▸ **Page excerpt**

Signs You Are becoming Cranky
My blogging friend, The Chubby Chatterbox http://thechubbychatterbox.blogspot.com/ , has in recent posts shown signs that he is creeping into the land of crankiness. This normally smiling, friendly, understanding, lover of art and humanity recently complained of annoying bumper stickers and (gasp!), even pointed out his wife’s failure to throw away a nectarine pit in defense of his own indiscretion.
I’d hate to see Stephen fall into this unhappy pit of crankiness, so I offer to him some warning signs that he may need help.
1. Signs, bumper stickers, and anything Kardashian makes you angry.
2. You yell at kids for cutting across your lawn.
3. You wear pants too large at the waist and constantly hitch them up above your belly button line.
4. You land by mistake on an all porn TV channel and declare “That’s disgusting!”
5. You landing by mistake on an all porn TV channel, declare “That’s disgusting!” and you mean it!
6. You Say “I remember when” or “That used to be a ____” several times a day.
7. You watch a movie and ask of the multiple Oscar award winning actor, “Who the fuck is that?”
8. After every TV commercial you ask, “What the hell are they selling?”
9. Dreams of Paris Hilton are considered nightmares, while dreaming of Judge Judy has you waking up with a smile.
10. You don’t want to see a doctor because, “What the hell could that kid know?”
If you are experiencing six or more of these symptoms you might consider moving to Florida, buying one of those metal detector things and walk up and down the beach looking for coins and lost rings while mumbling unintelligibly.

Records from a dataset
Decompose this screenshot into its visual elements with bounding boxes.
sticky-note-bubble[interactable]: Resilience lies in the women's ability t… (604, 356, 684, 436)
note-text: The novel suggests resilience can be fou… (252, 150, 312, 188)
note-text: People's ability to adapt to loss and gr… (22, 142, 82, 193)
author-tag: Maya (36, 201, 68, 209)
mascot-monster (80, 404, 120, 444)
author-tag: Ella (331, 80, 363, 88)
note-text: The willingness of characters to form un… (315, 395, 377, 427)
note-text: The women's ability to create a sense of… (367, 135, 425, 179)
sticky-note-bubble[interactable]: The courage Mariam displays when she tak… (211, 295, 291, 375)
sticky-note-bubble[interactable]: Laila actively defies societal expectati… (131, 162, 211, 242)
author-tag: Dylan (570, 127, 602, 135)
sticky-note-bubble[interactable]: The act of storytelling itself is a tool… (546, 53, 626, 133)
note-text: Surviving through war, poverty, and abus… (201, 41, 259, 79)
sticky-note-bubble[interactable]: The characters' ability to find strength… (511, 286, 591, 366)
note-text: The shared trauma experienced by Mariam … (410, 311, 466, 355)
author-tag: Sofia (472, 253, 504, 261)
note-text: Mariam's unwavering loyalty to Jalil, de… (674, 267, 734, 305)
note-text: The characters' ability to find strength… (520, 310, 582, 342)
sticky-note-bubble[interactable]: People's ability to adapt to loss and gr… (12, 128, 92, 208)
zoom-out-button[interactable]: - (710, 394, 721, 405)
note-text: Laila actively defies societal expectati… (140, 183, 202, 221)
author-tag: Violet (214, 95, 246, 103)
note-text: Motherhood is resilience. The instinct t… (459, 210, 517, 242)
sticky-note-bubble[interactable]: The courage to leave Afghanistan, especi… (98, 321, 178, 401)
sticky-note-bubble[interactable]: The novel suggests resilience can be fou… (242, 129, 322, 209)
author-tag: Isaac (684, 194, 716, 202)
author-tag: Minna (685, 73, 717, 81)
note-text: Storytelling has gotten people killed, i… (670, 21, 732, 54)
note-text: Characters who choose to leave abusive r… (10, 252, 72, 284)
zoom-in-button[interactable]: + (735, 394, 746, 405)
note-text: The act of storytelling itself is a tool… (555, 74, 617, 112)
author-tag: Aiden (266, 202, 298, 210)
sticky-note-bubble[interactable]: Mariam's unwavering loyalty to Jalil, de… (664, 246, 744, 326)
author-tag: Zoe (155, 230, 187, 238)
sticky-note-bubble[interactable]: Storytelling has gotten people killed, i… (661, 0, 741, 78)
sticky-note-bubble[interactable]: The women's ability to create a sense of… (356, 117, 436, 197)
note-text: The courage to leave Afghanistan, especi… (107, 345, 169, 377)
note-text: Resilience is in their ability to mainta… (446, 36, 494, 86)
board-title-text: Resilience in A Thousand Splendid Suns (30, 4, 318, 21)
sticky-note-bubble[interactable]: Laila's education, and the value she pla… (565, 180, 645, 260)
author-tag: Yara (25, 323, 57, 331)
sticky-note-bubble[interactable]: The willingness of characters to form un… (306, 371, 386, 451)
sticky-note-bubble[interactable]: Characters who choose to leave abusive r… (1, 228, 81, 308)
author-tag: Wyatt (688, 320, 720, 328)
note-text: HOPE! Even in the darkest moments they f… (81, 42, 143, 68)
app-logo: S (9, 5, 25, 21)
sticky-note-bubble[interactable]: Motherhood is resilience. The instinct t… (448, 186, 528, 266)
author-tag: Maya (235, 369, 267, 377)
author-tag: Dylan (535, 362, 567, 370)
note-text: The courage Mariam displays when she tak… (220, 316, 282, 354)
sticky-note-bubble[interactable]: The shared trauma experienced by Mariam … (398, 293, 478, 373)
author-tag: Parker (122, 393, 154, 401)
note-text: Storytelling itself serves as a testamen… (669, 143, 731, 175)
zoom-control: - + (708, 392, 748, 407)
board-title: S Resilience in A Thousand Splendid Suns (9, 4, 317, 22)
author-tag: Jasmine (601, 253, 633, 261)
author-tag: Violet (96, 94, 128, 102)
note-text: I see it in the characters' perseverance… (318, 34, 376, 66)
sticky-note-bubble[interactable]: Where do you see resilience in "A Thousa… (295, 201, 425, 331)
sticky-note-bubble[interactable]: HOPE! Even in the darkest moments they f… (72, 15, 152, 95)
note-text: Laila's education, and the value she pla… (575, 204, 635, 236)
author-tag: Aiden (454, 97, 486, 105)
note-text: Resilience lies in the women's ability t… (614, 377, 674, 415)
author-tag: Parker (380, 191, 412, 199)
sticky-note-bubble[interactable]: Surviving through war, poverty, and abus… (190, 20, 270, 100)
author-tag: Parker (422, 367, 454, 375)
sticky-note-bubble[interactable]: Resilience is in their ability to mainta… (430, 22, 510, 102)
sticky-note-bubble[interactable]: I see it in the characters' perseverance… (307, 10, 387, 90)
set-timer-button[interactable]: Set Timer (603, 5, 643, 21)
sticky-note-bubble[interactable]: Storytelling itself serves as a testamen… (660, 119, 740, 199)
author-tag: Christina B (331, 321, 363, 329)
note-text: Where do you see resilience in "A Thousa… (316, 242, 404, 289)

▸ **Task brief**
From the crankiness post, extract the stretch from "1. Signs, bumper" through "with a smile.".

▸ **Written response**
1. Signs, bumper stickers, and anything Kardashian makes you angry.
2. You yell at kids for cutting across your lawn.
3. You wear pants too large at the waist and constantly hitch them up above your belly button line.
4. You land by mistake on an all porn TV channel and declare “That’s disgusting!”
5. You landing by mistake on an all porn TV channel, declare “That’s disgusting!” and you mean it!
6. You Say “I remember when” or “That used to be a ____” several times a day.
7. You watch a movie and ask of the multiple Oscar award winning actor, “Who the fuck is that?”
8. After every TV commercial you ask, “What the hell are they selling?”
9. Dreams of Paris Hilton are considered nightmares, while dreaming of Judge Judy has you waking up with a smile.